__EXERCISE INSTRUCTIONS__
Give an exact copy of every line, leaving images out.

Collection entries
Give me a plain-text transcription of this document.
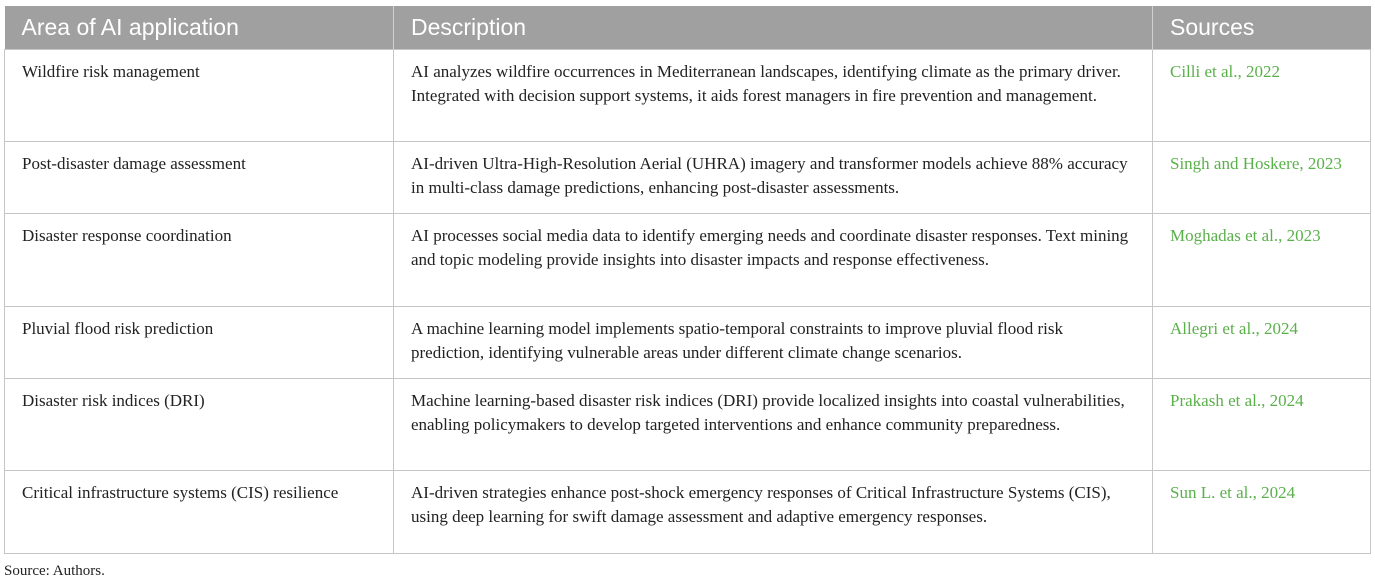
Area of AI application	Description	Sources
Wildfire risk management	AI analyzes wildfire occurrences in Mediterranean landscapes, identifying climate as the primary driver. Integrated with decision support systems, it aids forest managers in fire prevention and management.	Cilli et al., 2022
Post-disaster damage assessment	AI-driven Ultra-High-Resolution Aerial (UHRA) imagery and transformer models achieve 88% accuracy in multi-class damage predictions, enhancing post-disaster assessments.	Singh and Hoskere, 2023
Disaster response coordination	AI processes social media data to identify emerging needs and coordinate disaster responses. Text mining and topic modeling provide insights into disaster impacts and response effectiveness.	Moghadas et al., 2023
Pluvial flood risk prediction	A machine learning model implements spatio-temporal constraints to improve pluvial flood risk prediction, identifying vulnerable areas under different climate change scenarios.	Allegri et al., 2024
Disaster risk indices (DRI)	Machine learning-based disaster risk indices (DRI) provide localized insights into coastal vulnerabilities, enabling policymakers to develop targeted interventions and enhance community preparedness.	Prakash et al., 2024
Critical infrastructure systems (CIS) resilience	AI-driven strategies enhance post-shock emergency responses of Critical Infrastructure Systems (CIS), using deep learning for swift damage assessment and adaptive emergency responses.	Sun L. et al., 2024
Source: Authors.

__TASK ANSWER__
Give me a plain-text transcription of this document.
Area of AI application	Description	Sources
Wildfire risk management	AI analyzes wildfire occurrences in Mediterranean landscapes, identifying climate as the primary driver. Integrated with decision support systems, it aids forest managers in fire prevention and management.	Cilli et al., 2022
Post-disaster damage assessment	AI-driven Ultra-High-Resolution Aerial (UHRA) imagery and transformer models achieve 88% accuracy in multi-class damage predictions, enhancing post-disaster assessments.	Singh and Hoskere, 2023
Disaster response coordination	AI processes social media data to identify emerging needs and coordinate disaster responses. Text mining and topic modeling provide insights into disaster impacts and response effectiveness.	Moghadas et al., 2023
Pluvial flood risk prediction	A machine learning model implements spatio-temporal constraints to improve pluvial flood risk prediction, identifying vulnerable areas under different climate change scenarios.	Allegri et al., 2024
Disaster risk indices (DRI)	Machine learning-based disaster risk indices (DRI) provide localized insights into coastal vulnerabilities, enabling policymakers to develop targeted interventions and enhance community preparedness.	Prakash et al., 2024
Critical infrastructure systems (CIS) resilience	AI-driven strategies enhance post-shock emergency responses of Critical Infrastructure Systems (CIS), using deep learning for swift damage assessment and adaptive emergency responses.	Sun L. et al., 2024
Source: Authors.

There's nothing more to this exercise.